** WHAT TO PRODUCE **
Find the string "Генерального" in the entries and copy each line that has it.

══ RECORD EXTRACTS ══

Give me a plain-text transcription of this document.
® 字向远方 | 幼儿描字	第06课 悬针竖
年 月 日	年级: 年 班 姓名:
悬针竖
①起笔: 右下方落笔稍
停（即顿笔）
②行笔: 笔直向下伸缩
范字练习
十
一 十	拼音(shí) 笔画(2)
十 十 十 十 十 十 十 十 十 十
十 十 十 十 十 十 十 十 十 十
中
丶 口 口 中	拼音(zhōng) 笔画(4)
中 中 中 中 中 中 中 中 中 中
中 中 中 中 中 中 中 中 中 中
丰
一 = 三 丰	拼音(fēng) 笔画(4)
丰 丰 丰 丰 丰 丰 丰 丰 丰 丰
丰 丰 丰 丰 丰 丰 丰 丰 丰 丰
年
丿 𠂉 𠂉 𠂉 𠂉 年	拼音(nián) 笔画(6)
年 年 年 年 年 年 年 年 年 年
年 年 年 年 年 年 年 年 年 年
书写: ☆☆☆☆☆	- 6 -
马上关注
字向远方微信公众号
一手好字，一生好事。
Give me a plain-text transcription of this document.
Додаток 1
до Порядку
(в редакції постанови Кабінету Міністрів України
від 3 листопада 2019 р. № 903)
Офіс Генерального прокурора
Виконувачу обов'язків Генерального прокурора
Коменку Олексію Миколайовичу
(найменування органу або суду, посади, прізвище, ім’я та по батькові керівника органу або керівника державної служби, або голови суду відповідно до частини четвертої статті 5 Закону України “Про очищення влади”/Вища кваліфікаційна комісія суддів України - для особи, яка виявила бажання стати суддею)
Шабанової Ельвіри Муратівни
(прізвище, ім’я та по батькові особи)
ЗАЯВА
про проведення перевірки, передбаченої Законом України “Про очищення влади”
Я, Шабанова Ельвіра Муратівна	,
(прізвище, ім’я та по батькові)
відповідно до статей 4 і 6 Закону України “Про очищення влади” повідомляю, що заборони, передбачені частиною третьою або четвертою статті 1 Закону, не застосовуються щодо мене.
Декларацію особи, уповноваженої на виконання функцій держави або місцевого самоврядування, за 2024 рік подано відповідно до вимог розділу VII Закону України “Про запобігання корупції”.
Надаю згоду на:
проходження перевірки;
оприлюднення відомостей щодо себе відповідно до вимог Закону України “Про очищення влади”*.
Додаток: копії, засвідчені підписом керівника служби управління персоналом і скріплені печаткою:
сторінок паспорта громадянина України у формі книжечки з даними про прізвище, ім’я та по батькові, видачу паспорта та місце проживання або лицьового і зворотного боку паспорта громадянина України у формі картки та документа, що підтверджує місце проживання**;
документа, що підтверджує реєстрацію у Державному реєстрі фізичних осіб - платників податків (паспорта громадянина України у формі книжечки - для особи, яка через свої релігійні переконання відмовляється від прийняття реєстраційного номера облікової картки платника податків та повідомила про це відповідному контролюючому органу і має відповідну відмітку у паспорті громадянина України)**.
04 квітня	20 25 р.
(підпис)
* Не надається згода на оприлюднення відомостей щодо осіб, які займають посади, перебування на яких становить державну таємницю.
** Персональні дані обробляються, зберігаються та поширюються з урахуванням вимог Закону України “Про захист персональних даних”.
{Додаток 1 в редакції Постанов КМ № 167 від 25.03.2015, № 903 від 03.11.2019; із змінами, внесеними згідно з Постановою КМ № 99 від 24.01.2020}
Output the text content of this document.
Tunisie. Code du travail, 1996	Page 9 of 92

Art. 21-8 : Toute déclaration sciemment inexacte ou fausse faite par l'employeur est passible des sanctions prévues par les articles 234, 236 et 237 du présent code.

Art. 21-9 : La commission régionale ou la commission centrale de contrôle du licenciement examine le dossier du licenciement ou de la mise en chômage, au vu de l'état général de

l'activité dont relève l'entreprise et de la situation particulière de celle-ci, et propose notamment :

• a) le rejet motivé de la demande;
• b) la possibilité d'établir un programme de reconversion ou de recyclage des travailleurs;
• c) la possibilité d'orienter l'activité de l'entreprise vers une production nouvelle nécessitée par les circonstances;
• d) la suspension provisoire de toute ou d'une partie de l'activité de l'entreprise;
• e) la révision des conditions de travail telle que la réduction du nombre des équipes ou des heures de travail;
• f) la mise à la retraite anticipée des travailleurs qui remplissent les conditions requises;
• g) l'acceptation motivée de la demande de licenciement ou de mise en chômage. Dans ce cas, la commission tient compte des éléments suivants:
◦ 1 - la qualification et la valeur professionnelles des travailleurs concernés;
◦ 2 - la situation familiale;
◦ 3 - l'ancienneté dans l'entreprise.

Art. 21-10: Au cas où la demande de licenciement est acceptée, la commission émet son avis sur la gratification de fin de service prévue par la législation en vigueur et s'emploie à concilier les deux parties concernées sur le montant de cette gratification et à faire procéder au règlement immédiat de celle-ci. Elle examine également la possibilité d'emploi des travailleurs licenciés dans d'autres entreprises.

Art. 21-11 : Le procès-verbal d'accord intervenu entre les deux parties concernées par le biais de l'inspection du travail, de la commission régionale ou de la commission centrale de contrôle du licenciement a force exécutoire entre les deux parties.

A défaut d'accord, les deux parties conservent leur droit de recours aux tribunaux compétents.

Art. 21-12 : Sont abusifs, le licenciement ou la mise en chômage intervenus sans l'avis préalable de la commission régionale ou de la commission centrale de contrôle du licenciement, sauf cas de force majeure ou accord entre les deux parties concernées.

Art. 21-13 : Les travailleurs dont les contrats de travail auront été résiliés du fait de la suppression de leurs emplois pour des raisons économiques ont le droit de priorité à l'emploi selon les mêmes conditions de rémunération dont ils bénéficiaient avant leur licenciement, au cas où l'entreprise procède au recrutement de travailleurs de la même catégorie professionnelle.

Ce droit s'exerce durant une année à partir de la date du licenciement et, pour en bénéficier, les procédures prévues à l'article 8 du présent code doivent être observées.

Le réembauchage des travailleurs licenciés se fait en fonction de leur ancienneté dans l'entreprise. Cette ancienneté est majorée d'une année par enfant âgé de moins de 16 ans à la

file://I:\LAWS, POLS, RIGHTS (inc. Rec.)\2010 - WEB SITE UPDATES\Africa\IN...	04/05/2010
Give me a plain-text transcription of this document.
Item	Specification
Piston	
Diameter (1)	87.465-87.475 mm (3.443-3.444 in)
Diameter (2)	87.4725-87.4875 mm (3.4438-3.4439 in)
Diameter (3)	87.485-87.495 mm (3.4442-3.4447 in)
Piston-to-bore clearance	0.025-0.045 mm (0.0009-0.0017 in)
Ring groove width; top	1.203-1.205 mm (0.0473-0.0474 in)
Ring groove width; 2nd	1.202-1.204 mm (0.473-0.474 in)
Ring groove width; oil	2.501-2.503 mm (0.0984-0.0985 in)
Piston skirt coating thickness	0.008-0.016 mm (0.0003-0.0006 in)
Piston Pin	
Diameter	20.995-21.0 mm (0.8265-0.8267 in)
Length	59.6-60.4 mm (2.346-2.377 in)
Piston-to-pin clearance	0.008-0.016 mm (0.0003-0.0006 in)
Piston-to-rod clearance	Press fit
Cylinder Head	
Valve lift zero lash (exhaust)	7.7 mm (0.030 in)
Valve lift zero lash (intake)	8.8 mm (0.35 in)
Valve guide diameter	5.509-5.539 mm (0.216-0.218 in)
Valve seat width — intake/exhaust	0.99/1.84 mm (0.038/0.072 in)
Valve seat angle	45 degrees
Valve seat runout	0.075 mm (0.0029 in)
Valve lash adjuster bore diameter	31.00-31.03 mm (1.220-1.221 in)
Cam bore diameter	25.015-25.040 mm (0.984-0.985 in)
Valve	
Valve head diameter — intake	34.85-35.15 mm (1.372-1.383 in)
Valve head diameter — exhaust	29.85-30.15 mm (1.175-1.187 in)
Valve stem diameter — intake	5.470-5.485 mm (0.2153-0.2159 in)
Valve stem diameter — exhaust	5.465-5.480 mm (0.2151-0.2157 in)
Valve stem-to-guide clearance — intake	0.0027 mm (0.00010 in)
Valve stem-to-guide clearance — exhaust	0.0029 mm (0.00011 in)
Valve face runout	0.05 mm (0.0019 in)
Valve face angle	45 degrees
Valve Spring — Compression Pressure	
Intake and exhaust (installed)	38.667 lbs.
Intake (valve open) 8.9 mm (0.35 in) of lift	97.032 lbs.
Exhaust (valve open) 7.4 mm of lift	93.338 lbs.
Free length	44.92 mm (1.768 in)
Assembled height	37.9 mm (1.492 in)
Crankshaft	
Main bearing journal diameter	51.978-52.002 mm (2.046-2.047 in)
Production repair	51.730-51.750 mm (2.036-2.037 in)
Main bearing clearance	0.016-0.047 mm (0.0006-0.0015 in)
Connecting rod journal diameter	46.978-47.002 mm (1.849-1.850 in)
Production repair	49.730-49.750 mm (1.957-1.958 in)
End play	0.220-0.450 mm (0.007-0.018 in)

═══

** SOLUTION **
Офіс Генерального прокурора
Виконувачу обов'язків Генерального прокурора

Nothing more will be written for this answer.